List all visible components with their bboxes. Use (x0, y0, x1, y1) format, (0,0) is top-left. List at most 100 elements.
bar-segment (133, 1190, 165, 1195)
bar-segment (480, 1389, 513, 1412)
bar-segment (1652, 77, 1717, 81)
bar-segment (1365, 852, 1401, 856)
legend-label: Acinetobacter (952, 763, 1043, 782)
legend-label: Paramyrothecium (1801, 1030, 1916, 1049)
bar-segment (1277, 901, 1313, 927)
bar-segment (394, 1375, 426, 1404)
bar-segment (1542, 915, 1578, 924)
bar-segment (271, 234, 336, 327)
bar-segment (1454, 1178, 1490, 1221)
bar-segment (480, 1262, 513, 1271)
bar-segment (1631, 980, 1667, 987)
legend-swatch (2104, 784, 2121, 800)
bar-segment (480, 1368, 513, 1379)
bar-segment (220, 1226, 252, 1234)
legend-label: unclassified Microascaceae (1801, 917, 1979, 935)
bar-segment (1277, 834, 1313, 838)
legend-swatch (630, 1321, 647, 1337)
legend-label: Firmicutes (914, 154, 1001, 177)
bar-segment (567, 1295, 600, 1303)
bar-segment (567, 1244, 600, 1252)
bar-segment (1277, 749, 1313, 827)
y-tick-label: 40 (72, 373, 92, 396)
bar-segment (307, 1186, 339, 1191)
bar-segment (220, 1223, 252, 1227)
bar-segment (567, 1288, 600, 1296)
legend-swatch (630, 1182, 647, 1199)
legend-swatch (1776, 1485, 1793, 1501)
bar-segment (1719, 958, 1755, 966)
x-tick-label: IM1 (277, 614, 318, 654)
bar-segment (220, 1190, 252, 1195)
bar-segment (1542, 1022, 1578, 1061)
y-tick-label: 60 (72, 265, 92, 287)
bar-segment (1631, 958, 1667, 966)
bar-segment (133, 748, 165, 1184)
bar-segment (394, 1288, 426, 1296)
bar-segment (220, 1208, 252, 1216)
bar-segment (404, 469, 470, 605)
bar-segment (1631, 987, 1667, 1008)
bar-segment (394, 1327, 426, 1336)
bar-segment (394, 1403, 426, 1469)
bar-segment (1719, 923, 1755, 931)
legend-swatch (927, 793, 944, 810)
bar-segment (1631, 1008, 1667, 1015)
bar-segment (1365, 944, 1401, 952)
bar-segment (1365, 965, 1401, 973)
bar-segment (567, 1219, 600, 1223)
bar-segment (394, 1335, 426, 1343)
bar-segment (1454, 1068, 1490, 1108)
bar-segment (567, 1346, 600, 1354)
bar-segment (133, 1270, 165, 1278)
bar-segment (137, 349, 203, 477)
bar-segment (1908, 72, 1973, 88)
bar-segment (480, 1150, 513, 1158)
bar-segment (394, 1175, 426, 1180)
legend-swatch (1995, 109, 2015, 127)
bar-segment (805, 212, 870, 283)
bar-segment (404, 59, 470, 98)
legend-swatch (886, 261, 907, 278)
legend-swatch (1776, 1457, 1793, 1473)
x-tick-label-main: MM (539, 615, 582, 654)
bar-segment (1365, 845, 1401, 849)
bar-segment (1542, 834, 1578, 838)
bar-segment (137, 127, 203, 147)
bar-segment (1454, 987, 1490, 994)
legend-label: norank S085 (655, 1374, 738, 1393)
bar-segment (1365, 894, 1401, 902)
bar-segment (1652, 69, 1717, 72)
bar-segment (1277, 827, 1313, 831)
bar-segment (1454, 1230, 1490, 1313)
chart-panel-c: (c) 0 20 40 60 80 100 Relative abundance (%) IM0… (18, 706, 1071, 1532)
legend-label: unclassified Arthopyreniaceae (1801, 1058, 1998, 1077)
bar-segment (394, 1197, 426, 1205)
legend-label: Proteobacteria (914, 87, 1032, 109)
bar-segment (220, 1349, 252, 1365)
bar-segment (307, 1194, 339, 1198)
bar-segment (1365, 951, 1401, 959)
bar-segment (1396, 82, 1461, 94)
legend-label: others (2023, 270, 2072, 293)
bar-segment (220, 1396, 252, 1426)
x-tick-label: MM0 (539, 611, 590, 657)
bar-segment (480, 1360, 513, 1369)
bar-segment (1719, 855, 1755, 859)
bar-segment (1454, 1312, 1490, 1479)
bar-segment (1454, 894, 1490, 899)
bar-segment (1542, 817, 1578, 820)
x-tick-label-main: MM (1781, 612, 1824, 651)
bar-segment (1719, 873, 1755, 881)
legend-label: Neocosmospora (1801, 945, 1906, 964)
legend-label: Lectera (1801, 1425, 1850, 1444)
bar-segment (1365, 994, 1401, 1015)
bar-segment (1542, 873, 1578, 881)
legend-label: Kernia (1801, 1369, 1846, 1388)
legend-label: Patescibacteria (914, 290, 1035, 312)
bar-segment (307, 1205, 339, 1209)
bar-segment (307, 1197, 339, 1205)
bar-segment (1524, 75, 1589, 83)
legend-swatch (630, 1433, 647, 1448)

=====

WHAT IS NEEDED: The word "tick" appears in some lines above. Return every one of those lines.

FINISHED EXERCISE:
y-tick-label: 40 (72, 373, 92, 396)
x-tick-label: IM1 (277, 614, 318, 654)
y-tick-label: 60 (72, 265, 92, 287)
x-tick-label-main: MM (539, 615, 582, 654)
x-tick-label: MM0 (539, 611, 590, 657)
x-tick-label-main: MM (1781, 612, 1824, 651)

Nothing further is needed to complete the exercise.